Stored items
┌──
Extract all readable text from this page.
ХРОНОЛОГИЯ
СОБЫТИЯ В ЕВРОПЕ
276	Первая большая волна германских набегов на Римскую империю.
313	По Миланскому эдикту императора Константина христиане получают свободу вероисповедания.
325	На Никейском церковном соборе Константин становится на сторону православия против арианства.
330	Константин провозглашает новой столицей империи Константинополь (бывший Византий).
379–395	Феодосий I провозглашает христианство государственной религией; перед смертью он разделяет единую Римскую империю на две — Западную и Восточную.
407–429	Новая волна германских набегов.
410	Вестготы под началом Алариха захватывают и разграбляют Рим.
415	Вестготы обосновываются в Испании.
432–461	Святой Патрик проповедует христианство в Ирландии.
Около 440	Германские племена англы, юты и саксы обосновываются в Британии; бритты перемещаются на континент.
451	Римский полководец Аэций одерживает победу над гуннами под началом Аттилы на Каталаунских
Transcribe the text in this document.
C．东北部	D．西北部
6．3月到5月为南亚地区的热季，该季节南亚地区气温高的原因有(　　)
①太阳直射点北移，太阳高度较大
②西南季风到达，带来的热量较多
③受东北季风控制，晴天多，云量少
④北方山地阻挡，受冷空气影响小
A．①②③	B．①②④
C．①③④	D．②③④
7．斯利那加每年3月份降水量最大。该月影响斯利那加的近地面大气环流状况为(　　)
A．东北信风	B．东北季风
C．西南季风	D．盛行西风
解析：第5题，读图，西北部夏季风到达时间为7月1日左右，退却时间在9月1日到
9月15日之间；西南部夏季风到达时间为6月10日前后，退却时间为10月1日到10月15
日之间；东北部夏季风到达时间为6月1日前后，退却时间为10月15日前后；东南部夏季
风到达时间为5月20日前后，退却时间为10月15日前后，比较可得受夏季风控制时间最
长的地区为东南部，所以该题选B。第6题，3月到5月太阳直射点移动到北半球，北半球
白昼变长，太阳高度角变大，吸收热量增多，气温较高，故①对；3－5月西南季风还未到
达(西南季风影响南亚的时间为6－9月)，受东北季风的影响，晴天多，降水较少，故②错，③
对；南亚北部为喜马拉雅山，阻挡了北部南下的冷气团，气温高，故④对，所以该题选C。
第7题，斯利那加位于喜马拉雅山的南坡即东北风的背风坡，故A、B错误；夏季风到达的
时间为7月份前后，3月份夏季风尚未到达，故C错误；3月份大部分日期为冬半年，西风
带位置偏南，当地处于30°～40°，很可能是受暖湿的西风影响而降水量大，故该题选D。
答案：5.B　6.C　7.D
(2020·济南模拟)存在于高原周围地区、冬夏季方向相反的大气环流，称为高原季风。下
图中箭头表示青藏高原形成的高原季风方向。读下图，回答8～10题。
└──
Search the data for "началом". Copy every line that has it.

--- Complete output ---
410	Вестготы под началом Алариха захватывают и разграбляют Рим.
451	Римский полководец Аэций одерживает победу над гуннами под началом Аттилы на Каталаунских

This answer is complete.